→ **Do this**
Copy each line of the data below with the word "MÜLLER".

→ **Items**

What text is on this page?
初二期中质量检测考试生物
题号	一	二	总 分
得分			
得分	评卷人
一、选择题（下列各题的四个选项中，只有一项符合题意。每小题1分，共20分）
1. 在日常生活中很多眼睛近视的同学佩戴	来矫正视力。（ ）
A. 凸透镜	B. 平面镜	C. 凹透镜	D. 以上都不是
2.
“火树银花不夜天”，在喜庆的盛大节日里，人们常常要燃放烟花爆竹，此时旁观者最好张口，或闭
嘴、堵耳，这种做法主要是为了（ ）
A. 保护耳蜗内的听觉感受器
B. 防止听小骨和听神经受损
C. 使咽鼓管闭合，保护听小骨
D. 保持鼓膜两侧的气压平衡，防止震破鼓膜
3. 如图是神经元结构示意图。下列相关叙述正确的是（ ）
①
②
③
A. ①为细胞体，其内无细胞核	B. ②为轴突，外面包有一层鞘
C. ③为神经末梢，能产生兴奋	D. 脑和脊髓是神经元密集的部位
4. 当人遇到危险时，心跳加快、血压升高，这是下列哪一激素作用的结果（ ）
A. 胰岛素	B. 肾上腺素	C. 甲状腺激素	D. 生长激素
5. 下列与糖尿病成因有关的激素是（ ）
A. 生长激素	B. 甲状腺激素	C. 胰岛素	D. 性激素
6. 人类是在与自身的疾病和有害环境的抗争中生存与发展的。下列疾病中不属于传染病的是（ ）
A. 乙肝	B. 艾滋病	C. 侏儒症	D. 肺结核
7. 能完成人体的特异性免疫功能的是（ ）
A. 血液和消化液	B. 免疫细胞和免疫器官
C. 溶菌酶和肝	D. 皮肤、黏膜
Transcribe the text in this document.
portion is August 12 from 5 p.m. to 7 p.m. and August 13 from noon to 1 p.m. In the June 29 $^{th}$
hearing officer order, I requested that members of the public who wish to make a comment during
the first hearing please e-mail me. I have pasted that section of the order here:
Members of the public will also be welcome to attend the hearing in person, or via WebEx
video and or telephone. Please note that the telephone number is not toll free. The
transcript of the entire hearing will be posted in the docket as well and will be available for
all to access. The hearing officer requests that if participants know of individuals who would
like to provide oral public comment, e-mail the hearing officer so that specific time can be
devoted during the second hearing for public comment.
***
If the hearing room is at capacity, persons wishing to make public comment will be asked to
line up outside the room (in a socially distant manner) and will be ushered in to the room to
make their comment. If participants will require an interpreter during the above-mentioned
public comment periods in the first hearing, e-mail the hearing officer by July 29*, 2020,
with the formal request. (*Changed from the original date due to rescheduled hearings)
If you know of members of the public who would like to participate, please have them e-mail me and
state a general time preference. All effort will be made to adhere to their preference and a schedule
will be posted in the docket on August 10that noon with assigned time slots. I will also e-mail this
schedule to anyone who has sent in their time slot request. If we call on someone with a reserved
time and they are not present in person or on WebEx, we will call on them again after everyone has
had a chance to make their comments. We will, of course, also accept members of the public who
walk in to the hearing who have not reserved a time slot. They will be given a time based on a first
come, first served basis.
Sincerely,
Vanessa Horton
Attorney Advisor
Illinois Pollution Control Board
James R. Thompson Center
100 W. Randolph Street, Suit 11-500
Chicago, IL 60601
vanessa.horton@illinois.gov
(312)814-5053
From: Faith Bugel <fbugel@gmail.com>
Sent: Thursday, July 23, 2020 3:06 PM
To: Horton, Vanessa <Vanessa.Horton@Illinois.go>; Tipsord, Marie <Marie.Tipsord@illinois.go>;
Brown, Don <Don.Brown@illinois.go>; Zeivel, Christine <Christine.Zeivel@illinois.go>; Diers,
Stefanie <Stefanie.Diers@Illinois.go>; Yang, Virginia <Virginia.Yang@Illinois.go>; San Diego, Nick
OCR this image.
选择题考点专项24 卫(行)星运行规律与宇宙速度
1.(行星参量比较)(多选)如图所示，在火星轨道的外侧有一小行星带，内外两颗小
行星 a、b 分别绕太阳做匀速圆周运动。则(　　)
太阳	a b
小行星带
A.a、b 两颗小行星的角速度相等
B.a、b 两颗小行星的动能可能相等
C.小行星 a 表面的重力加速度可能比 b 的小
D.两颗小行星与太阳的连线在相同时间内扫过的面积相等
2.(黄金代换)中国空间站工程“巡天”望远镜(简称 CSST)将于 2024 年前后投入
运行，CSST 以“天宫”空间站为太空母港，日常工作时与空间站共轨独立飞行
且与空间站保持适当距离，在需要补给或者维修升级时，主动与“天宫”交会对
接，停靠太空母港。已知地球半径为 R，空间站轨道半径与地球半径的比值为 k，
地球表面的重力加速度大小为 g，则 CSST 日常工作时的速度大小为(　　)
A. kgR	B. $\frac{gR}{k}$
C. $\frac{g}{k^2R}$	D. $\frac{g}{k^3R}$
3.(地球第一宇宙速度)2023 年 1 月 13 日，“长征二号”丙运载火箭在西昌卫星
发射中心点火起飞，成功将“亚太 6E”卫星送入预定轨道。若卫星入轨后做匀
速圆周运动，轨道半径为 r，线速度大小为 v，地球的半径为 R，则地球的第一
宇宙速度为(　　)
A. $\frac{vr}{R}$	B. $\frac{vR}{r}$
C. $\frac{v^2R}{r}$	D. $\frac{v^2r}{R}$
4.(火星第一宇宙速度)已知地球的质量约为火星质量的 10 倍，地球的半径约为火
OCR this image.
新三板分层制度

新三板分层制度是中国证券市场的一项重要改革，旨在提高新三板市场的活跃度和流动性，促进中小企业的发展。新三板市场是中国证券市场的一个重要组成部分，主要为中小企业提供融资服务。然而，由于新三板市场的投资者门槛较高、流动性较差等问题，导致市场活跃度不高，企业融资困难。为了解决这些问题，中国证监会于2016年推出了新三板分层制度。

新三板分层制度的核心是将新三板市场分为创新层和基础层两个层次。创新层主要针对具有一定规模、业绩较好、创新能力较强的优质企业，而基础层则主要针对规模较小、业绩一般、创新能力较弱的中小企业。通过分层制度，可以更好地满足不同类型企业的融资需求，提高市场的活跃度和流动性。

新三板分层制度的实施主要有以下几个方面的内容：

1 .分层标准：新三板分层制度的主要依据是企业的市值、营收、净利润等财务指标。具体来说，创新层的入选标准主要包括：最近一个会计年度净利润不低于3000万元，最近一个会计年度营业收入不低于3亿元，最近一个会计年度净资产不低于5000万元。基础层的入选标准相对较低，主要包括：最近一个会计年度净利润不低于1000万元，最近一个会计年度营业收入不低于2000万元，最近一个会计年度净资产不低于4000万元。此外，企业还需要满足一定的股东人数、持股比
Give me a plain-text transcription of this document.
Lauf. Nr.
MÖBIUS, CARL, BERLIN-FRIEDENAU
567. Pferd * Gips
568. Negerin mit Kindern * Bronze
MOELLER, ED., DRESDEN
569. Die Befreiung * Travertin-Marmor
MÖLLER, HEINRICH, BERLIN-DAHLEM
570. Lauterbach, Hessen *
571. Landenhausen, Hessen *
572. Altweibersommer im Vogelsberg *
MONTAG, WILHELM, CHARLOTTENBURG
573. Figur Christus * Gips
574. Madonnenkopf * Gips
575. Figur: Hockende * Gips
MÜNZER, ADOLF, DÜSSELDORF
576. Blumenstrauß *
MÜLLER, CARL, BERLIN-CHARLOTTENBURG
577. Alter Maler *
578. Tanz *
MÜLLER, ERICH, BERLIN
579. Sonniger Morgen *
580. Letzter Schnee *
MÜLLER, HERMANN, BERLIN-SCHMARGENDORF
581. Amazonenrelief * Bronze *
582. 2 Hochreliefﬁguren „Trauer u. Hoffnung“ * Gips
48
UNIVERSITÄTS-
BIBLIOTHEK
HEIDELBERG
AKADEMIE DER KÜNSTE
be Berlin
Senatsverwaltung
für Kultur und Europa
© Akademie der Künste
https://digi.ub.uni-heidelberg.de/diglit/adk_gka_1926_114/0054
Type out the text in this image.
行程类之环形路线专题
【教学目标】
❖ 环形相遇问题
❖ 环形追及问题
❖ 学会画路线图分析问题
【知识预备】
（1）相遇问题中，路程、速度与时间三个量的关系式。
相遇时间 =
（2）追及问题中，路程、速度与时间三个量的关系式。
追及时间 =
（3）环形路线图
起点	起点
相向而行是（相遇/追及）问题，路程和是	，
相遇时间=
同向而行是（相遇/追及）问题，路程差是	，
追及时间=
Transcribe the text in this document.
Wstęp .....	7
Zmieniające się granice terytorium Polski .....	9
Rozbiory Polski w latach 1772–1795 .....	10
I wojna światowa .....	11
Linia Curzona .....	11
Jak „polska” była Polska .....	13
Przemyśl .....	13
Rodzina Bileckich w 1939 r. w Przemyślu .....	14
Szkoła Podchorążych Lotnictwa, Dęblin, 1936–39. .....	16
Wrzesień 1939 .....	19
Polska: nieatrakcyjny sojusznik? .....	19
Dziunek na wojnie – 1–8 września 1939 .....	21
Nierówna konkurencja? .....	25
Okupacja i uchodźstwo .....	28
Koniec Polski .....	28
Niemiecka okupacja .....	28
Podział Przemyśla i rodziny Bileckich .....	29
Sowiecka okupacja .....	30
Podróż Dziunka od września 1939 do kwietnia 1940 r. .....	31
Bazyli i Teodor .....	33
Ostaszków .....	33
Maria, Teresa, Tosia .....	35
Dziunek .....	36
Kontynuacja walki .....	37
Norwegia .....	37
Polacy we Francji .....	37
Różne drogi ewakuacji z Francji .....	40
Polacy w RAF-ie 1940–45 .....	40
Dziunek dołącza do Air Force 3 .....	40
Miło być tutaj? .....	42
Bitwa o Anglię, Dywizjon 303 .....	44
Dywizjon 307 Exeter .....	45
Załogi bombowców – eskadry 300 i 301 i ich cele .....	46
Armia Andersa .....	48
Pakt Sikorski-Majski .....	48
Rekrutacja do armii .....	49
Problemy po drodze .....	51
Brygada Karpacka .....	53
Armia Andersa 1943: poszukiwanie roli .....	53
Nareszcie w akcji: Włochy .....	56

→ **Result below**
MÜLLER, CARL, BERLIN-CHARLOTTENBURG
MÜLLER, ERICH, BERLIN
MÜLLER, HERMANN, BERLIN-SCHMARGENDORF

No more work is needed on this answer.